▽

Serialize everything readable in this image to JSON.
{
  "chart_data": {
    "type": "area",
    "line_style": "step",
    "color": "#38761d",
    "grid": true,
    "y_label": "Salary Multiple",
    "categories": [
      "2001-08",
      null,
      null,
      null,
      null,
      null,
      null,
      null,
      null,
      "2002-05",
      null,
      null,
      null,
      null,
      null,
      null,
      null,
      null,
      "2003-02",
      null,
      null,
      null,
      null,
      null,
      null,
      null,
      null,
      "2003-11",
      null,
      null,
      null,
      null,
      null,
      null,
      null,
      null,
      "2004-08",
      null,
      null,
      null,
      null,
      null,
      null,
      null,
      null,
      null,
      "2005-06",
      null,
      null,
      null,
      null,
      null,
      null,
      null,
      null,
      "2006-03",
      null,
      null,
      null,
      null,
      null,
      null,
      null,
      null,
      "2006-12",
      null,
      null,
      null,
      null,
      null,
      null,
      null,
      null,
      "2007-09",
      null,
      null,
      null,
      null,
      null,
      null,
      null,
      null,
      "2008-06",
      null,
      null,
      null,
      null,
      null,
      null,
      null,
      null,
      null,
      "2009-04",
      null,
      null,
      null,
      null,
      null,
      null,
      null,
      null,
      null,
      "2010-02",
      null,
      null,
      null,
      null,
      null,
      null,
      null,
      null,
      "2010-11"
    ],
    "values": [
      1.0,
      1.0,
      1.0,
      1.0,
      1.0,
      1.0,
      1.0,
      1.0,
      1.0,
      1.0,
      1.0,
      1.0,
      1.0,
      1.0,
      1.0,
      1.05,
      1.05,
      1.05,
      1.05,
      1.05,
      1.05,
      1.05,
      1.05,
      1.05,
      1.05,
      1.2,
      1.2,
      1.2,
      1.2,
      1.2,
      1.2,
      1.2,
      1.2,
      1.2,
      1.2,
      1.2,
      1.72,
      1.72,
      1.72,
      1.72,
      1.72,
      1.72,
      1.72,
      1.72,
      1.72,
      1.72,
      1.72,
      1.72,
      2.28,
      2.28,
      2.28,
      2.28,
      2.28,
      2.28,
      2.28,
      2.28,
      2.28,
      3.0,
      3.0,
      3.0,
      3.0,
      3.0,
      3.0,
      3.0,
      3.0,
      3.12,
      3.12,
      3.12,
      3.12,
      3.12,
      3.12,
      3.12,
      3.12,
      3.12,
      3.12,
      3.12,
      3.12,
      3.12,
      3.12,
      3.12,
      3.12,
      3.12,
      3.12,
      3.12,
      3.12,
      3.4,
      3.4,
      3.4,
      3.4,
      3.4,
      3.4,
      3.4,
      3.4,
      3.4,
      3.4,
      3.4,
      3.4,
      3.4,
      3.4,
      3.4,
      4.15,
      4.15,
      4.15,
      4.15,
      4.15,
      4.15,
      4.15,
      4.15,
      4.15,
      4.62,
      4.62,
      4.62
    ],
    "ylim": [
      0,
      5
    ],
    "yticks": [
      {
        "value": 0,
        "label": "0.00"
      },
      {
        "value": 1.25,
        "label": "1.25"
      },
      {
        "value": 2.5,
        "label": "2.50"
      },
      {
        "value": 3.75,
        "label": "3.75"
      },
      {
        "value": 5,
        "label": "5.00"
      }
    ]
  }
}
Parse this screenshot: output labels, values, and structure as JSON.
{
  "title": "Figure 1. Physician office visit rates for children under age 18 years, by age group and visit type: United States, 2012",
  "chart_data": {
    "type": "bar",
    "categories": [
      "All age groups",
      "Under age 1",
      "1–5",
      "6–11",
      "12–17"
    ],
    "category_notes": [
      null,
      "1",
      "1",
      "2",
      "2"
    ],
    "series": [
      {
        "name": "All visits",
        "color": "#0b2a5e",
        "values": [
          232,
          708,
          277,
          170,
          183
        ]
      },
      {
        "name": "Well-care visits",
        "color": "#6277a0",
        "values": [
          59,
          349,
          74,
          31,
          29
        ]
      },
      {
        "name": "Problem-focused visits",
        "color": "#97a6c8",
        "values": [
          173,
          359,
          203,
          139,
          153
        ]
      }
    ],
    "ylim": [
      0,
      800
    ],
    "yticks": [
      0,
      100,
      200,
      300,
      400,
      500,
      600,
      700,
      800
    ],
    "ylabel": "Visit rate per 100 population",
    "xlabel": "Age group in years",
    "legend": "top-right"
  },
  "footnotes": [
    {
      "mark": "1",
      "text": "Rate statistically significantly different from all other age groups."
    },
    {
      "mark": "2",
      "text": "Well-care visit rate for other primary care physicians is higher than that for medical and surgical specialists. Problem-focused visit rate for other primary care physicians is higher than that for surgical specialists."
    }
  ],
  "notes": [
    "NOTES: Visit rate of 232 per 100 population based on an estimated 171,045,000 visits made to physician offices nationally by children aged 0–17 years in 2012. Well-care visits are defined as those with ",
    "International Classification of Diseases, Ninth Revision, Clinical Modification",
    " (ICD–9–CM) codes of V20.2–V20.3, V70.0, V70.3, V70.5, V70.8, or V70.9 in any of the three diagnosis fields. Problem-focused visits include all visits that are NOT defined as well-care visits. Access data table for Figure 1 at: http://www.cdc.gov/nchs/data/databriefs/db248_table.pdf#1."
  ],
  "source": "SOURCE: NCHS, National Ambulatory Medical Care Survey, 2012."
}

△

▶ TASK GOAL:
Return every record, word for word.

▶ RESPONSE TO THIS TASK:
Serialize everything readable in this image to JSON.
{
  "chart_data": {
    "type": "area",
    "line_style": "step",
    "color": "#38761d",
    "grid": true,
    "y_label": "Salary Multiple",
    "categories": [
      "2001-08",
      null,
      null,
      null,
      null,
      null,
      null,
      null,
      null,
      "2002-05",
      null,
      null,
      null,
      null,
      null,
      null,
      null,
      null,
      "2003-02",
      null,
      null,
      null,
      null,
      null,
      null,
      null,
      null,
      "2003-11",
      null,
      null,
      null,
      null,
      null,
      null,
      null,
      null,
      "2004-08",
      null,
      null,
      null,
      null,
      null,
      null,
      null,
      null,
      null,
      "2005-06",
      null,
      null,
      null,
      null,
      null,
      null,
      null,
      null,
      "2006-03",
      null,
      null,
      null,
      null,
      null,
      null,
      null,
      null,
      "2006-12",
      null,
      null,
      null,
      null,
      null,
      null,
      null,
      null,
      "2007-09",
      null,
      null,
      null,
      null,
      null,
      null,
      null,
      null,
      "2008-06",
      null,
      null,
      null,
      null,
      null,
      null,
      null,
      null,
      null,
      "2009-04",
      null,
      null,
      null,
      null,
      null,
      null,
      null,
      null,
      null,
      "2010-02",
      null,
      null,
      null,
      null,
      null,
      null,
      null,
      null,
      "2010-11"
    ],
    "values": [
      1.0,
      1.0,
      1.0,
      1.0,
      1.0,
      1.0,
      1.0,
      1.0,
      1.0,
      1.0,
      1.0,
      1.0,
      1.0,
      1.0,
      1.0,
      1.05,
      1.05,
      1.05,
      1.05,
      1.05,
      1.05,
      1.05,
      1.05,
      1.05,
      1.05,
      1.2,
      1.2,
      1.2,
      1.2,
      1.2,
      1.2,
      1.2,
      1.2,
      1.2,
      1.2,
      1.2,
      1.72,
      1.72,
      1.72,
      1.72,
      1.72,
      1.72,
      1.72,
      1.72,
      1.72,
      1.72,
      1.72,
      1.72,
      2.28,
      2.28,
      2.28,
      2.28,
      2.28,
      2.28,
      2.28,
      2.28,
      2.28,
      3.0,
      3.0,
      3.0,
      3.0,
      3.0,
      3.0,
      3.0,
      3.0,
      3.12,
      3.12,
      3.12,
      3.12,
      3.12,
      3.12,
      3.12,
      3.12,
      3.12,
      3.12,
      3.12,
      3.12,
      3.12,
      3.12,
      3.12,
      3.12,
      3.12,
      3.12,
      3.12,
      3.12,
      3.4,
      3.4,
      3.4,
      3.4,
      3.4,
      3.4,
      3.4,
      3.4,
      3.4,
      3.4,
      3.4,
      3.4,
      3.4,
      3.4,
      3.4,
      4.15,
      4.15,
      4.15,
      4.15,
      4.15,
      4.15,
      4.15,
      4.15,
      4.15,
      4.62,
      4.62,
      4.62
    ],
    "ylim": [
      0,
      5
    ],
    "yticks": [
      {
        "value": 0,
        "label": "0.00"
      },
      {
        "value": 1.25,
        "label": "1.25"
      },
      {
        "value": 2.5,
        "label": "2.50"
      },
      {
        "value": 3.75,
        "label": "3.75"
      },
      {
        "value": 5,
        "label": "5.00"
      }
    ]
  }
}
Parse this screenshot: output labels, values, and structure as JSON.
{
  "title": "Figure 1. Physician office visit rates for children under age 18 years, by age group and visit type: United States, 2012",
  "chart_data": {
    "type": "bar",
    "categories": [
      "All age groups",
      "Under age 1",
      "1–5",
      "6–11",
      "12–17"
    ],
    "category_notes": [
      null,
      "1",
      "1",
      "2",
      "2"
    ],
    "series": [
      {
        "name": "All visits",
        "color": "#0b2a5e",
        "values": [
          232,
          708,
          277,
          170,
          183
        ]
      },
      {
        "name": "Well-care visits",
        "color": "#6277a0",
        "values": [
          59,
          349,
          74,
          31,
          29
        ]
      },
      {
        "name": "Problem-focused visits",
        "color": "#97a6c8",
        "values": [
          173,
          359,
          203,
          139,
          153
        ]
      }
    ],
    "ylim": [
      0,
      800
    ],
    "yticks": [
      0,
      100,
      200,
      300,
      400,
      500,
      600,
      700,
      800
    ],
    "ylabel": "Visit rate per 100 population",
    "xlabel": "Age group in years",
    "legend": "top-right"
  },
  "footnotes": [
    {
      "mark": "1",
      "text": "Rate statistically significantly different from all other age groups."
    },
    {
      "mark": "2",
      "text": "Well-care visit rate for other primary care physicians is higher than that for medical and surgical specialists. Problem-focused visit rate for other primary care physicians is higher than that for surgical specialists."
    }
  ],
  "notes": [
    "NOTES: Visit rate of 232 per 100 population based on an estimated 171,045,000 visits made to physician offices nationally by children aged 0–17 years in 2012. Well-care visits are defined as those with ",
    "International Classification of Diseases, Ninth Revision, Clinical Modification",
    " (ICD–9–CM) codes of V20.2–V20.3, V70.0, V70.3, V70.5, V70.8, or V70.9 in any of the three diagnosis fields. Problem-focused visits include all visits that are NOT defined as well-care visits. Access data table for Figure 1 at: http://www.cdc.gov/nchs/data/databriefs/db248_table.pdf#1."
  ],
  "source": "SOURCE: NCHS, National Ambulatory Medical Care Survey, 2012."
}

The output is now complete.